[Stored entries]
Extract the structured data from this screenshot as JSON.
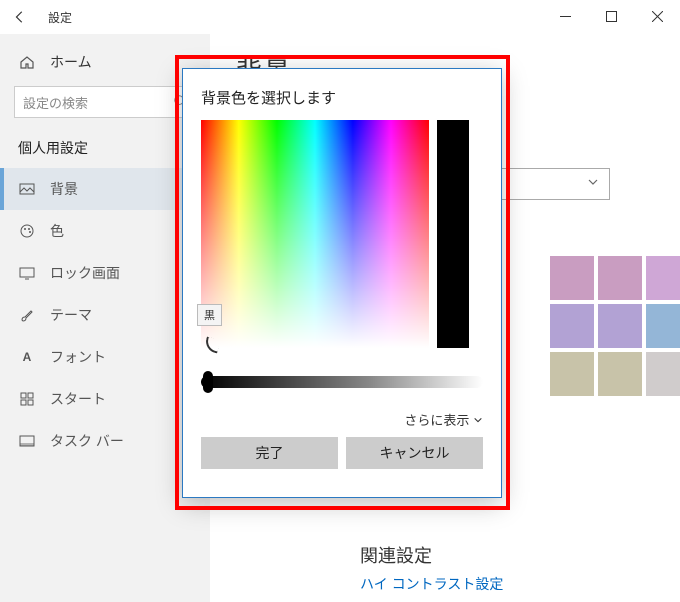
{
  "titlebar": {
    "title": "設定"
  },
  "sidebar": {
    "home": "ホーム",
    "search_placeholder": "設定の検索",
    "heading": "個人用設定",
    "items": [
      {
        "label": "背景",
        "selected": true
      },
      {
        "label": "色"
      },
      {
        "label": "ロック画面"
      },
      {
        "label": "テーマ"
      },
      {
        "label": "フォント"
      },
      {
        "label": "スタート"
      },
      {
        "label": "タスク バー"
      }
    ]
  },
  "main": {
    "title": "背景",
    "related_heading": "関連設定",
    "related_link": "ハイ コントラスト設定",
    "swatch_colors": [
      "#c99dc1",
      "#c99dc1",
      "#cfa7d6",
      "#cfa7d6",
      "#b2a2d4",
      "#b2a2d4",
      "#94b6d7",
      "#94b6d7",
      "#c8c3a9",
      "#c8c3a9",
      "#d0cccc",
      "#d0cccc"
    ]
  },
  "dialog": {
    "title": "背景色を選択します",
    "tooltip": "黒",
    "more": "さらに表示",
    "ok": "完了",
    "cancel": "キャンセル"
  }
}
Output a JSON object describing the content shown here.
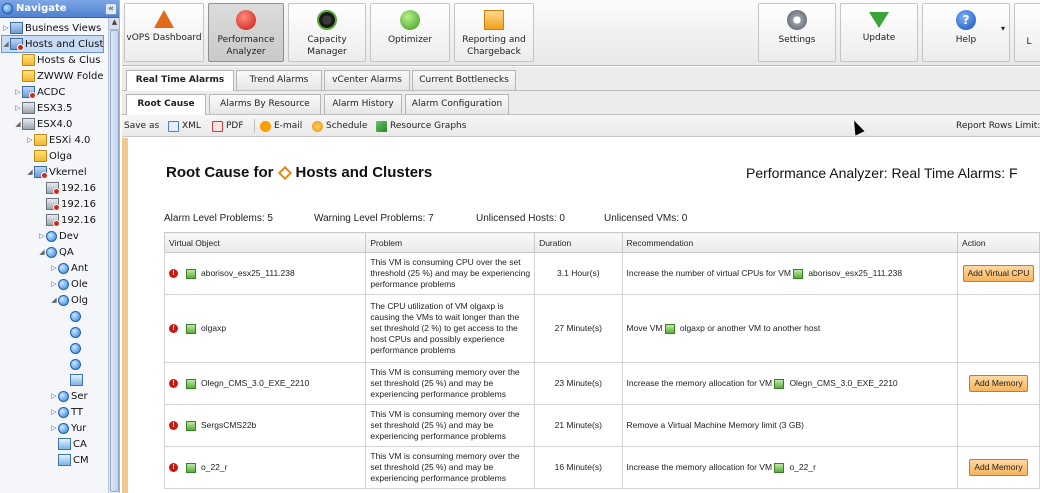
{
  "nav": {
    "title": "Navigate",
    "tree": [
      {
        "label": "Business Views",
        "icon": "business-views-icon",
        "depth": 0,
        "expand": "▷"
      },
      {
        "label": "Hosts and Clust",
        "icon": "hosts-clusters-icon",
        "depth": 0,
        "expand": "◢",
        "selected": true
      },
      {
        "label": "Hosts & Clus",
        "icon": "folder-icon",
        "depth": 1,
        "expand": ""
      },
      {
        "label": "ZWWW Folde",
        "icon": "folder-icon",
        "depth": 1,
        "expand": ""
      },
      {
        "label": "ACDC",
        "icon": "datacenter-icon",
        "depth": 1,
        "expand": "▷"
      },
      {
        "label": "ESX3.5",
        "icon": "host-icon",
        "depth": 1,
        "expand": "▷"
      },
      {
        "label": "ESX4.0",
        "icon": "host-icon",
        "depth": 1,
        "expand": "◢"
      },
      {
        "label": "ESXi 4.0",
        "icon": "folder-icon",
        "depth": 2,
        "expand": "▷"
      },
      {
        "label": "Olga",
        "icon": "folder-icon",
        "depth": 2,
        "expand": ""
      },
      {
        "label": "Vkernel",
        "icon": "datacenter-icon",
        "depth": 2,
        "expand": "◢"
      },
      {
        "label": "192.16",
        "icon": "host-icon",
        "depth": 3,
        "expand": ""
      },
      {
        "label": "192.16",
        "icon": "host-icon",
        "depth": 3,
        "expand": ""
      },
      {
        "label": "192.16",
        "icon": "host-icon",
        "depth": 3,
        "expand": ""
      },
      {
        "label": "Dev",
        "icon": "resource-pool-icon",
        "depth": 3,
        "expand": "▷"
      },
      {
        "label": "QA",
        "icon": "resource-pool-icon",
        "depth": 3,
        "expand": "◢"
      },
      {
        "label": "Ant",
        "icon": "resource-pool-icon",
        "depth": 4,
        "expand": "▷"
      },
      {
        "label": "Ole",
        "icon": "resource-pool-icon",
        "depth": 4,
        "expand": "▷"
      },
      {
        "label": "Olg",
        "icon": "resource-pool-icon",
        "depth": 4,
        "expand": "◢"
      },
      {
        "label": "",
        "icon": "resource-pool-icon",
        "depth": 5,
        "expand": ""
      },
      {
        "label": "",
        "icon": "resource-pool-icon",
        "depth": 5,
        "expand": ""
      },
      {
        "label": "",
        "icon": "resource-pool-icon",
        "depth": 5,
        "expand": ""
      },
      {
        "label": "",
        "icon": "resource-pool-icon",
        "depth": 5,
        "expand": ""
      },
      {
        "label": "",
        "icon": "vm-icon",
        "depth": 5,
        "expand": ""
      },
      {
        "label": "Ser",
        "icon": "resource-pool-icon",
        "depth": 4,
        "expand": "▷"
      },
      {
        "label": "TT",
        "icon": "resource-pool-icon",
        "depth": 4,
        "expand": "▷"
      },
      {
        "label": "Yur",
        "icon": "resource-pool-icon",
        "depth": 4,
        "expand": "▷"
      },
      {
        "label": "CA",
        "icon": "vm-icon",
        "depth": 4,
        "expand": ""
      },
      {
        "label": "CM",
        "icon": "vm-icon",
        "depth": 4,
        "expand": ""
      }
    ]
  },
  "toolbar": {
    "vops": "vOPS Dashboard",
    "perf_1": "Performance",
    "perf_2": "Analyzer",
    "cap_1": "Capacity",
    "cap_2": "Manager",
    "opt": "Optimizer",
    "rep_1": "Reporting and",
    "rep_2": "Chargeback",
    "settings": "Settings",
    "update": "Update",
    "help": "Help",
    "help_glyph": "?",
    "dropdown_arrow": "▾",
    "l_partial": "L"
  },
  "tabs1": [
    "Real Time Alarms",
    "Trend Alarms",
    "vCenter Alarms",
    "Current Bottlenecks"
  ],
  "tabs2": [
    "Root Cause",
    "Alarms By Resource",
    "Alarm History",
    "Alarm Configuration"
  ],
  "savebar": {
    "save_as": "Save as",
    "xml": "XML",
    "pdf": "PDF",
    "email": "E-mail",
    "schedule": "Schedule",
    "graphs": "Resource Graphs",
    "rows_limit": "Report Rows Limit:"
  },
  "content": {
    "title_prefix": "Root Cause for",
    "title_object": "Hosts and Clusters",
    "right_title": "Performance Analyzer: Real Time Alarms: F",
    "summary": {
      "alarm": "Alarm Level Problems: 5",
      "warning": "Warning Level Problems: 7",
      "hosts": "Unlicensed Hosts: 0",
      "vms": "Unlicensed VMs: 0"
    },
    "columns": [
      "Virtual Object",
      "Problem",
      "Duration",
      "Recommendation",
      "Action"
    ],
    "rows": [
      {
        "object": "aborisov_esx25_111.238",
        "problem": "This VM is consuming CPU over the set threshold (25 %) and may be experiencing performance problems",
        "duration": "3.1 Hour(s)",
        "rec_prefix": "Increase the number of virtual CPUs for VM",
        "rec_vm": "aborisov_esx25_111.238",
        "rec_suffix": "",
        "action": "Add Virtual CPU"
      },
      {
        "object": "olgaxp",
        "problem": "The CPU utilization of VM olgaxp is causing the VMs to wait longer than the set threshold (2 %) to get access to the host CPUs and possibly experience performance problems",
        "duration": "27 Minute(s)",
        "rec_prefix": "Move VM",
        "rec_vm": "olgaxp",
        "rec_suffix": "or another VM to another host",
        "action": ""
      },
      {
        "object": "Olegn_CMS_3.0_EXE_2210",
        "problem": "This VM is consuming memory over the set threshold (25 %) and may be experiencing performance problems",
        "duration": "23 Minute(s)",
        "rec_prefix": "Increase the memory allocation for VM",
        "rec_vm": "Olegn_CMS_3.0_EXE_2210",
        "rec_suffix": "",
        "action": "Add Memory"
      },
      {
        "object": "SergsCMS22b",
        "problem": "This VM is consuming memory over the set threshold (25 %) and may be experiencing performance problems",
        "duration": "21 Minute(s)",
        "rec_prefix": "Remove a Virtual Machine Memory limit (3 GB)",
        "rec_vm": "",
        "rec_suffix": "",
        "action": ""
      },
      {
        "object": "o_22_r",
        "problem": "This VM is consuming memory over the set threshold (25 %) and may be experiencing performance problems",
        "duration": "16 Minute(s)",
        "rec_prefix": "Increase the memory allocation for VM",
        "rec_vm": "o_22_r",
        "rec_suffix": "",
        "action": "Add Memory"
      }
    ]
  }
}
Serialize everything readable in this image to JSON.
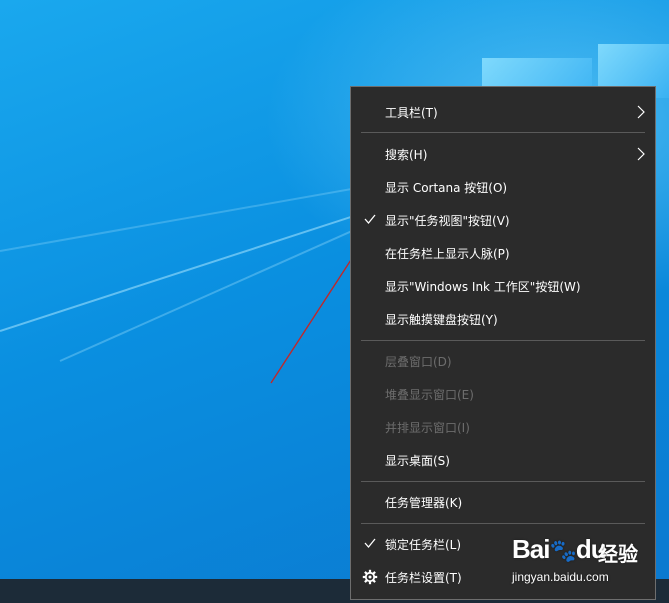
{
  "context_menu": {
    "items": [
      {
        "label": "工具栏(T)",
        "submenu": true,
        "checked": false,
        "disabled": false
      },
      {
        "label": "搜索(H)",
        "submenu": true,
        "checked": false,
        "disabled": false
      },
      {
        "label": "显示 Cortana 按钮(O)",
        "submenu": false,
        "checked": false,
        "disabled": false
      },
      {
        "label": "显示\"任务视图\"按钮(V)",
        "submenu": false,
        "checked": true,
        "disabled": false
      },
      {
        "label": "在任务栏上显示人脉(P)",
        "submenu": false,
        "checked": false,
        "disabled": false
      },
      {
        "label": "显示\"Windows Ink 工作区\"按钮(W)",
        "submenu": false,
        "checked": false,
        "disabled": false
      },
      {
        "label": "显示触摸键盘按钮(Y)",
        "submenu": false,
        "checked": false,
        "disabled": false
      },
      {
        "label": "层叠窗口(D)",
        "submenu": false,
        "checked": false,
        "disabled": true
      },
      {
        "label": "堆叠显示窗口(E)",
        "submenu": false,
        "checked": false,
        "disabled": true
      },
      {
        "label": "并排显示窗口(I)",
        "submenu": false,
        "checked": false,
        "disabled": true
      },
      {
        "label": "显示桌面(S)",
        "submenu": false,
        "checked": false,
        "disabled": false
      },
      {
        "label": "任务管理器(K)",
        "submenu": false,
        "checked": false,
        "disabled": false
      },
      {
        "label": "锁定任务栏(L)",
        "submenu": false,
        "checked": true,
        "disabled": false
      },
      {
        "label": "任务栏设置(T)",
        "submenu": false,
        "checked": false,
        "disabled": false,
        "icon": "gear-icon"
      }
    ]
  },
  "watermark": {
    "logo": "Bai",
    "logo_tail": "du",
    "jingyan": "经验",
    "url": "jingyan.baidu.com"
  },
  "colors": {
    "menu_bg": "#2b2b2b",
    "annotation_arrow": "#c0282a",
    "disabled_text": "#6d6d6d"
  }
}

Task requirements | Across all the entries, count the lines that contain the word "Analyzer" and give the number by itself.

Exercise solution | 2